_EXTRACTED ENTRIES:_

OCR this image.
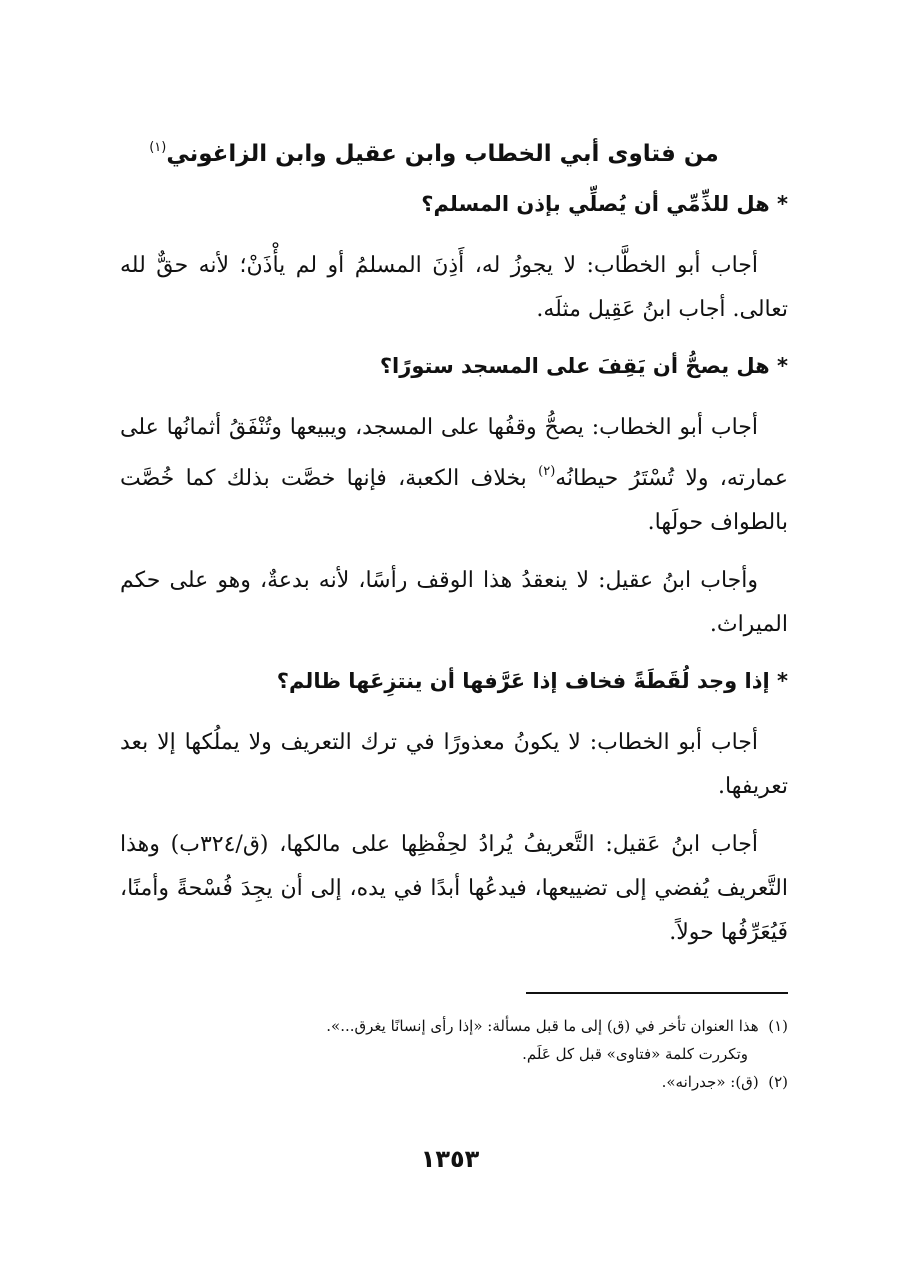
من فتاوى أبي الخطاب وابن عقيل وابن الزاغوني$^{(١)}$
* هل للذِّمِّي أن يُصلِّي بإذن المسلم؟

أجاب أبو الخطَّاب: لا يجوزُ له، أَذِنَ المسلمُ أو لم يأْذَنْ؛ لأنه حقٌّ لله تعالى. أجاب ابنُ عَقِيل مثلَه.

* هل يصحُّ أن يَقِفَ على المسجد ستورًا؟

أجاب أبو الخطاب: يصحُّ وقفُها على المسجد، ويبيعها وتُنْفَقُ أثمانُها على عمارته، ولا تُسْتَرُ حيطانُه$^{(٢)}$ بخلاف الكعبة، فإنها خصَّت بذلك كما خُصَّت بالطواف حولَها.

وأجاب ابنُ عقيل: لا ينعقدُ هذا الوقف رأسًا، لأنه بدعةٌ، وهو على حكم الميراث.

* إذا وجد لُقَطَةً فخاف إذا عَرَّفها أن ينتزِعَها ظالم؟

أجاب أبو الخطاب: لا يكونُ معذورًا في ترك التعريف ولا يملُكها إلا بعد تعريفها.

أجاب ابنُ عَقيل: التَّعريفُ يُرادُ لحِفْظِها على مالكها، (ق/٣٢٤ب) وهذا التَّعريف يُفضي إلى تضييعها، فيدعُها أبدًا في يده، إلى أن يجِدَ فُسْحةً وأمنًا، فَيُعَرِّفُها حولاً.

(١)  هذا العنوان تأخر في (ق) إلى ما قبل مسألة: «إذا رأى إنسانًا يغرق...».
وتكررت كلمة «فتاوى» قبل كل عَلَم.

(٢)  (ق): «جدرانه».

١٣٥٣
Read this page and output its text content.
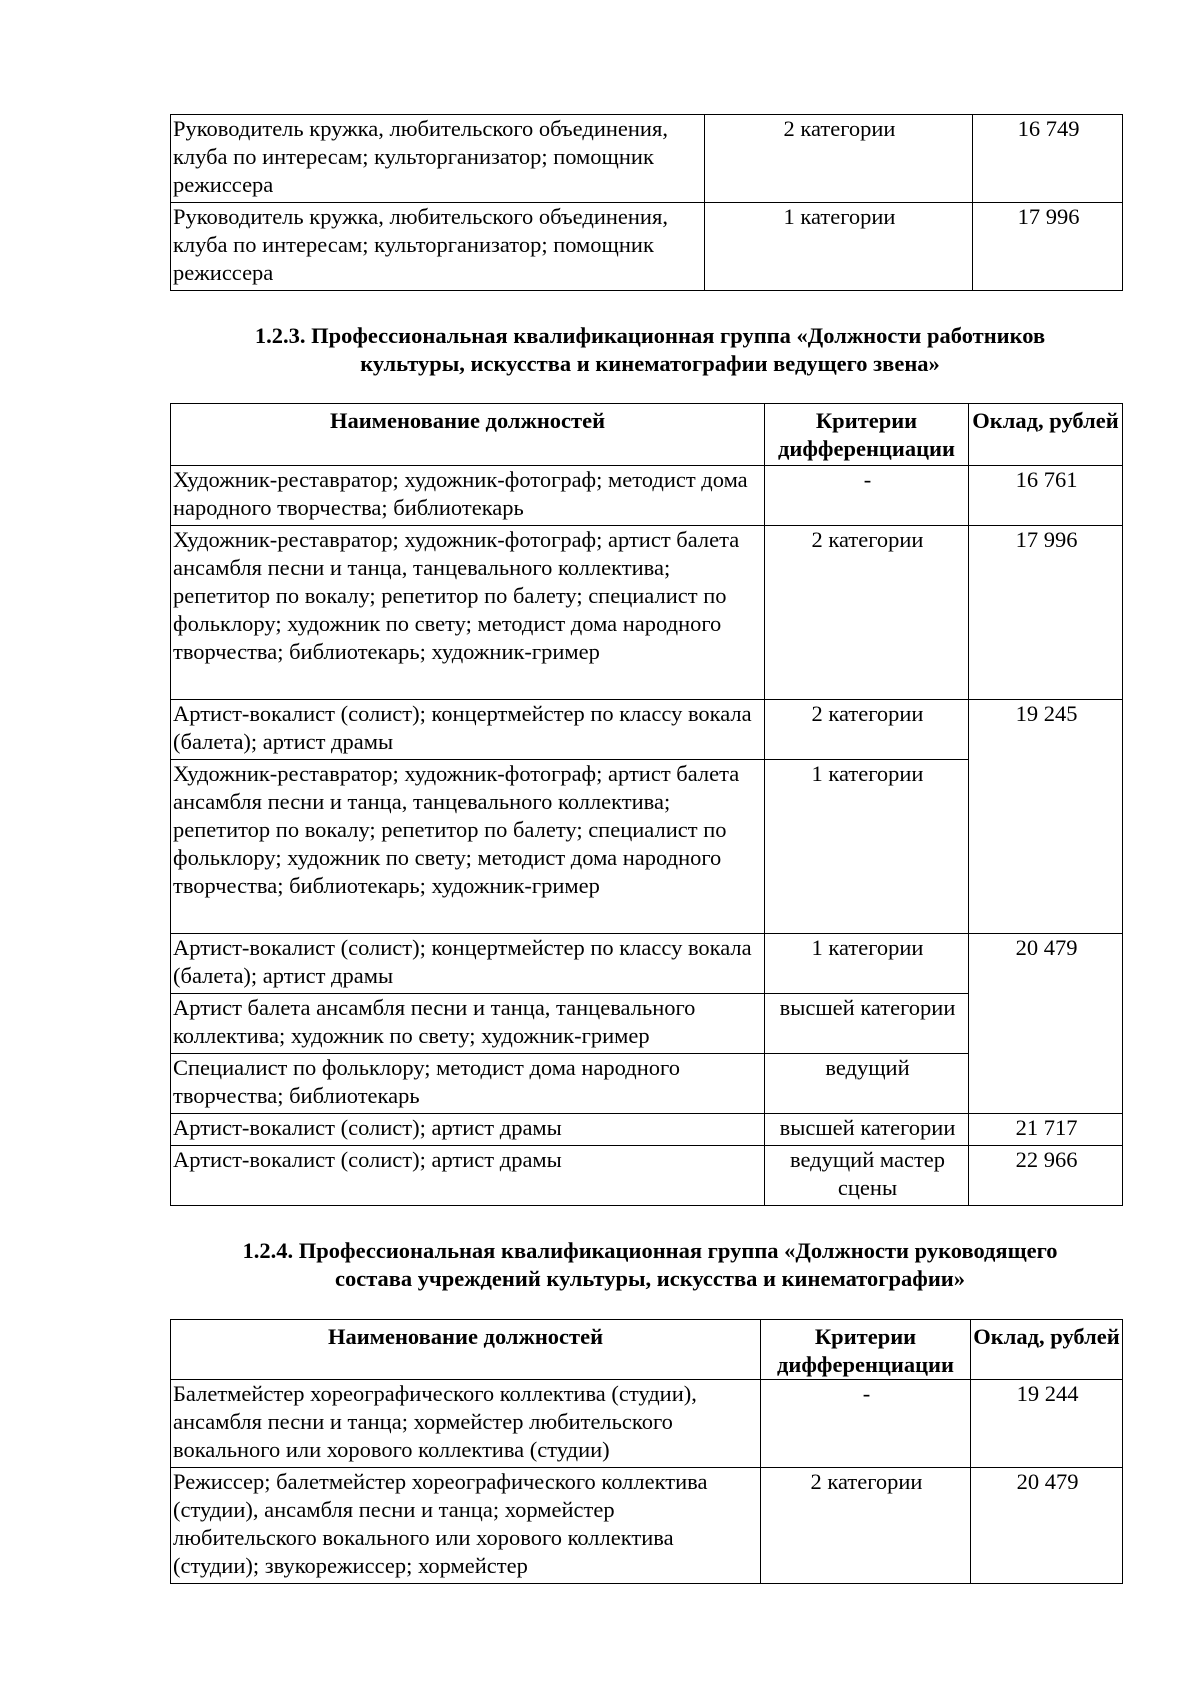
Руководитель кружка, любительского объединения, клуба по интересам; культорганизатор; помощник режиссера	2 категории	16 749
Руководитель кружка, любительского объединения, клуба по интересам; культорганизатор; помощник режиссера	1 категории	17 996
1.2.3. Профессиональная квалификационная группа «Должности работников
культуры, искусства и кинематографии ведущего звена»
Наименование должностей	Критерии дифференциации	Оклад, рублей
Художник-реставратор; художник-фотограф; методист дома народного творчества; библиотекарь	-	16 761
Художник-реставратор; художник-фотограф; артист балета ансамбля песни и танца, танцевального коллектива; репетитор по вокалу; репетитор по балету; специалист по фольклору; художник по свету; методист дома народного творчества; библиотекарь; художник-гример	2 категории	17 996
Артист-вокалист (солист); концертмейстер по классу вокала (балета); артист драмы	2 категории	19 245
Художник-реставратор; художник-фотограф; артист балета ансамбля песни и танца, танцевального коллектива; репетитор по вокалу; репетитор по балету; специалист по фольклору; художник по свету; методист дома народного творчества; библиотекарь; художник-гример	1 категории	
Артист-вокалист (солист); концертмейстер по классу вокала (балета); артист драмы	1 категории	20 479
Артист балета ансамбля песни и танца, танцевального коллектива; художник по свету; художник-гример	высшей категории	
Специалист по фольклору; методист дома народного творчества; библиотекарь	ведущий	
Артист-вокалист (солист); артист драмы	высшей категории	21 717
Артист-вокалист (солист); артист драмы	ведущий мастер сцены	22 966
1.2.4. Профессиональная квалификационная группа «Должности руководящего
состава учреждений культуры, искусства и кинематографии»
Наименование должностей	Критерии дифференциации	Оклад, рублей
Балетмейстер хореографического коллектива (студии), ансамбля песни и танца; хормейстер любительского вокального или хорового коллектива (студии)	-	19 244
Режиссер; балетмейстер хореографического коллектива (студии), ансамбля песни и танца; хормейстер любительского вокального или хорового коллектива (студии); звукорежиссер; хормейстер	2 категории	20 479
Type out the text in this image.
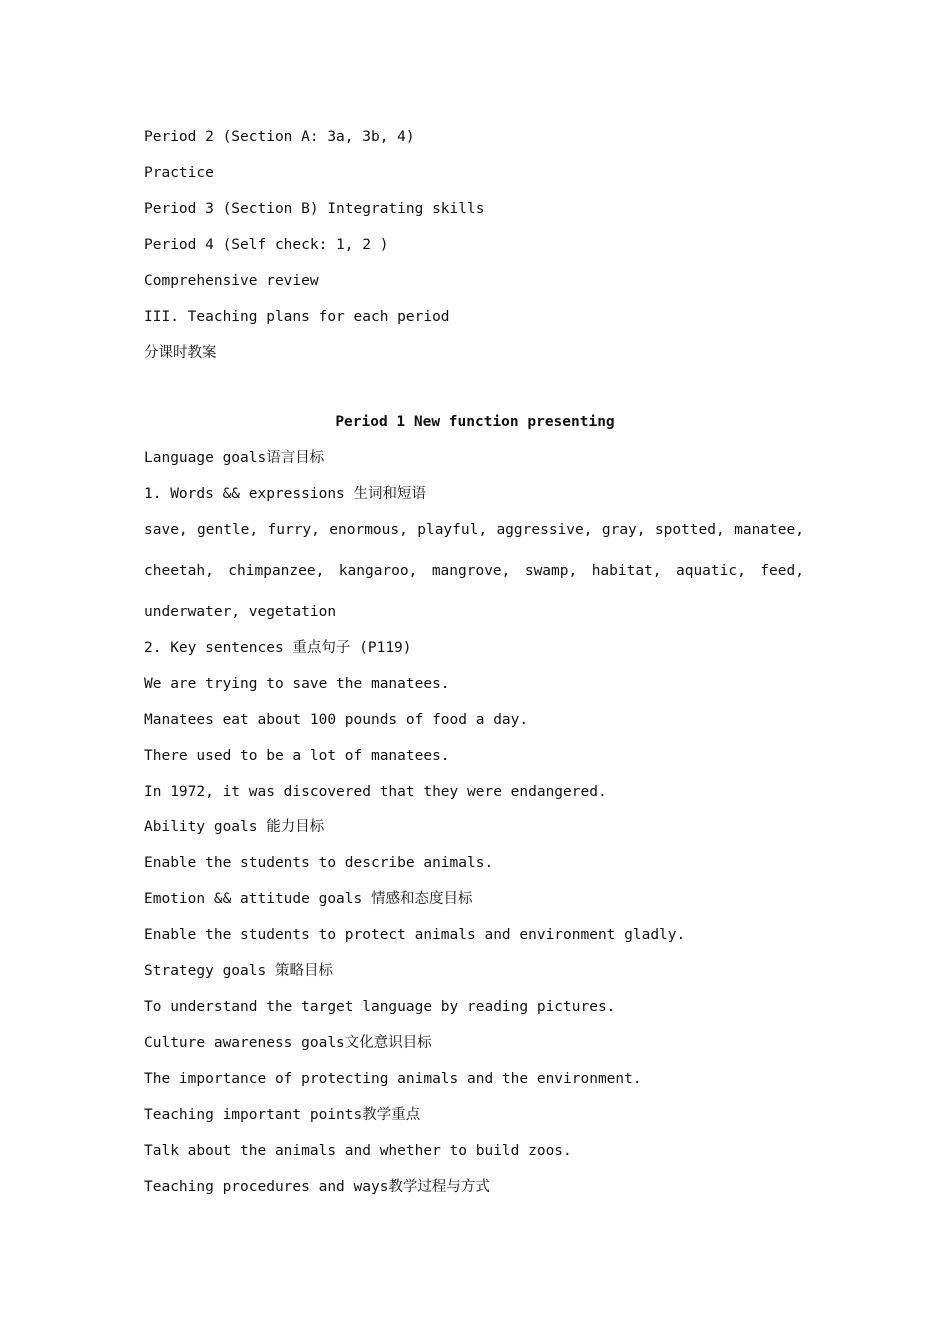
Period 2 (Section A: 3a, 3b, 4)
Practice
Period 3 (Section B) Integrating skills
Period 4 (Self check: 1, 2 )
Comprehensive review
III. Teaching plans for each period
分课时教案
Period 1 New function presenting
Language goals语言目标
1. Words && expressions 生词和短语
save, gentle, furry, enormous, playful, aggressive, gray, spotted, manatee,
cheetah, chimpanzee, kangaroo, mangrove, swamp, habitat, aquatic, feed,
underwater, vegetation
2. Key sentences 重点句子 (P119)
We are trying to save the manatees.
Manatees eat about 100 pounds of food a day.
There used to be a lot of manatees.
In 1972, it was discovered that they were endangered.
Ability goals 能力目标
Enable the students to describe animals.
Emotion && attitude goals 情感和态度目标
Enable the students to protect animals and environment gladly.
Strategy goals 策略目标
To understand the target language by reading pictures.
Culture awareness goals文化意识目标
The importance of protecting animals and the environment.
Teaching important points教学重点
Talk about the animals and whether to build zoos.
Teaching procedures and ways教学过程与方式
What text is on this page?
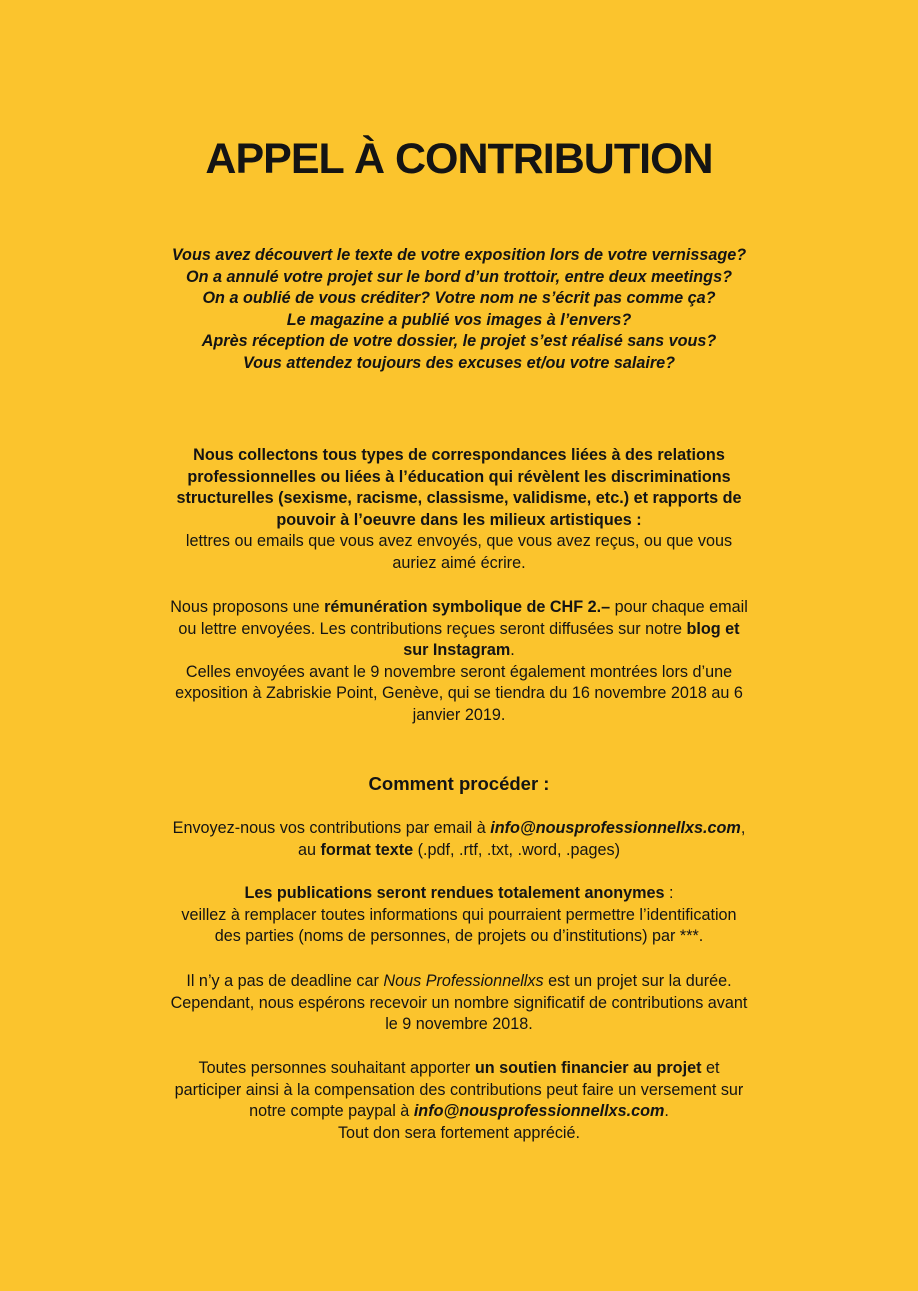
APPEL À CONTRIBUTION

Vous avez découvert le texte de votre exposition lors de votre vernissage?

On a annulé votre projet sur le bord d’un trottoir, entre deux meetings?

On a oublié de vous créditer? Votre nom ne s’écrit pas comme ça?

Le magazine a publié vos images à l’envers?

Après réception de votre dossier, le projet s’est réalisé sans vous?

Vous attendez toujours des excuses et/ou votre salaire?

Nous collectons tous types de correspondances liées à des relations

professionnelles ou liées à l’éducation qui révèlent les discriminations

structurelles (sexisme, racisme, classisme, validisme, etc.) et rapports de

pouvoir à l’oeuvre dans les milieux artistiques :

lettres ou emails que vous avez envoyés, que vous avez reçus, ou que vous

auriez aimé écrire.

Nous proposons une rémunération symbolique de CHF 2.– pour chaque email

ou lettre envoyées. Les contributions reçues seront diffusées sur notre blog et

sur Instagram.

Celles envoyées avant le 9 novembre seront également montrées lors d’une

exposition à Zabriskie Point, Genève, qui se tiendra du 16 novembre 2018 au 6

janvier 2019.

Comment procéder :

Envoyez-nous vos contributions par email à info@nousprofessionnellxs.com,

au format texte (.pdf, .rtf, .txt, .word, .pages)

Les publications seront rendues totalement anonymes :

veillez à remplacer toutes informations qui pourraient permettre l’identification

des parties (noms de personnes, de projets ou d’institutions) par ***.

Il n’y a pas de deadline car Nous Professionnellxs est un projet sur la durée.

Cependant, nous espérons recevoir un nombre significatif de contributions avant

le 9 novembre 2018.

Toutes personnes souhaitant apporter un soutien financier au projet et

participer ainsi à la compensation des contributions peut faire un versement sur

notre compte paypal à info@nousprofessionnellxs.com.

Tout don sera fortement apprécié.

_TO DO:_ Retype all entries exactly as they appear, dropping the images.

_SOLUTION:_
OCR this image.
من فتاوى أبي الخطاب وابن عقيل وابن الزاغوني$^{(١)}$
* هل للذِّمِّي أن يُصلِّي بإذن المسلم؟

أجاب أبو الخطَّاب: لا يجوزُ له، أَذِنَ المسلمُ أو لم يأْذَنْ؛ لأنه حقٌّ لله تعالى. أجاب ابنُ عَقِيل مثلَه.

* هل يصحُّ أن يَقِفَ على المسجد ستورًا؟

أجاب أبو الخطاب: يصحُّ وقفُها على المسجد، ويبيعها وتُنْفَقُ أثمانُها على عمارته، ولا تُسْتَرُ حيطانُه$^{(٢)}$ بخلاف الكعبة، فإنها خصَّت بذلك كما خُصَّت بالطواف حولَها.

وأجاب ابنُ عقيل: لا ينعقدُ هذا الوقف رأسًا، لأنه بدعةٌ، وهو على حكم الميراث.

* إذا وجد لُقَطَةً فخاف إذا عَرَّفها أن ينتزِعَها ظالم؟

أجاب أبو الخطاب: لا يكونُ معذورًا في ترك التعريف ولا يملُكها إلا بعد تعريفها.

أجاب ابنُ عَقيل: التَّعريفُ يُرادُ لحِفْظِها على مالكها، (ق/٣٢٤ب) وهذا التَّعريف يُفضي إلى تضييعها، فيدعُها أبدًا في يده، إلى أن يجِدَ فُسْحةً وأمنًا، فَيُعَرِّفُها حولاً.

(١)  هذا العنوان تأخر في (ق) إلى ما قبل مسألة: «إذا رأى إنسانًا يغرق...».
وتكررت كلمة «فتاوى» قبل كل عَلَم.

(٢)  (ق): «جدرانه».

١٣٥٣
Read this page and output its text content.
Руководитель кружка, любительского объединения, клуба по интересам; культорганизатор; помощник режиссера	2 категории	16 749
Руководитель кружка, любительского объединения, клуба по интересам; культорганизатор; помощник режиссера	1 категории	17 996
1.2.3. Профессиональная квалификационная группа «Должности работников
культуры, искусства и кинематографии ведущего звена»
Наименование должностей	Критерии дифференциации	Оклад, рублей
Художник-реставратор; художник-фотограф; методист дома народного творчества; библиотекарь	-	16 761
Художник-реставратор; художник-фотограф; артист балета ансамбля песни и танца, танцевального коллектива; репетитор по вокалу; репетитор по балету; специалист по фольклору; художник по свету; методист дома народного творчества; библиотекарь; художник-гример	2 категории	17 996
Артист-вокалист (солист); концертмейстер по классу вокала (балета); артист драмы	2 категории	19 245
Художник-реставратор; художник-фотограф; артист балета ансамбля песни и танца, танцевального коллектива; репетитор по вокалу; репетитор по балету; специалист по фольклору; художник по свету; методист дома народного творчества; библиотекарь; художник-гример	1 категории	
Артист-вокалист (солист); концертмейстер по классу вокала (балета); артист драмы	1 категории	20 479
Артист балета ансамбля песни и танца, танцевального коллектива; художник по свету; художник-гример	высшей категории	
Специалист по фольклору; методист дома народного творчества; библиотекарь	ведущий	
Артист-вокалист (солист); артист драмы	высшей категории	21 717
Артист-вокалист (солист); артист драмы	ведущий мастер сцены	22 966
1.2.4. Профессиональная квалификационная группа «Должности руководящего
состава учреждений культуры, искусства и кинематографии»
Наименование должностей	Критерии дифференциации	Оклад, рублей
Балетмейстер хореографического коллектива (студии), ансамбля песни и танца; хормейстер любительского вокального или хорового коллектива (студии)	-	19 244
Режиссер; балетмейстер хореографического коллектива (студии), ансамбля песни и танца; хормейстер любительского вокального или хорового коллектива (студии); звукорежиссер; хормейстер	2 категории	20 479
Type out the text in this image.
Period 2 (Section A: 3a, 3b, 4)
Practice
Period 3 (Section B) Integrating skills
Period 4 (Self check: 1, 2 )
Comprehensive review
III. Teaching plans for each period
分课时教案
Period 1 New function presenting
Language goals语言目标
1. Words && expressions 生词和短语
save, gentle, furry, enormous, playful, aggressive, gray, spotted, manatee,
cheetah, chimpanzee, kangaroo, mangrove, swamp, habitat, aquatic, feed,
underwater, vegetation
2. Key sentences 重点句子 (P119)
We are trying to save the manatees.
Manatees eat about 100 pounds of food a day.
There used to be a lot of manatees.
In 1972, it was discovered that they were endangered.
Ability goals 能力目标
Enable the students to describe animals.
Emotion && attitude goals 情感和态度目标
Enable the students to protect animals and environment gladly.
Strategy goals 策略目标
To understand the target language by reading pictures.
Culture awareness goals文化意识目标
The importance of protecting animals and the environment.
Teaching important points教学重点
Talk about the animals and whether to build zoos.
Teaching procedures and ways教学过程与方式
What text is on this page?
APPEL À CONTRIBUTION

Vous avez découvert le texte de votre exposition lors de votre vernissage?

On a annulé votre projet sur le bord d’un trottoir, entre deux meetings?

On a oublié de vous créditer? Votre nom ne s’écrit pas comme ça?

Le magazine a publié vos images à l’envers?

Après réception de votre dossier, le projet s’est réalisé sans vous?

Vous attendez toujours des excuses et/ou votre salaire?

Nous collectons tous types de correspondances liées à des relations

professionnelles ou liées à l’éducation qui révèlent les discriminations

structurelles (sexisme, racisme, classisme, validisme, etc.) et rapports de

pouvoir à l’oeuvre dans les milieux artistiques :

lettres ou emails que vous avez envoyés, que vous avez reçus, ou que vous

auriez aimé écrire.

Nous proposons une rémunération symbolique de CHF 2.– pour chaque email

ou lettre envoyées. Les contributions reçues seront diffusées sur notre blog et

sur Instagram.

Celles envoyées avant le 9 novembre seront également montrées lors d’une

exposition à Zabriskie Point, Genève, qui se tiendra du 16 novembre 2018 au 6

janvier 2019.

Comment procéder :

Envoyez-nous vos contributions par email à info@nousprofessionnellxs.com,

au format texte (.pdf, .rtf, .txt, .word, .pages)

Les publications seront rendues totalement anonymes :

veillez à remplacer toutes informations qui pourraient permettre l’identification

des parties (noms de personnes, de projets ou d’institutions) par ***.

Il n’y a pas de deadline car Nous Professionnellxs est un projet sur la durée.

Cependant, nous espérons recevoir un nombre significatif de contributions avant

le 9 novembre 2018.

Toutes personnes souhaitant apporter un soutien financier au projet et

participer ainsi à la compensation des contributions peut faire un versement sur

notre compte paypal à info@nousprofessionnellxs.com.

Tout don sera fortement apprécié.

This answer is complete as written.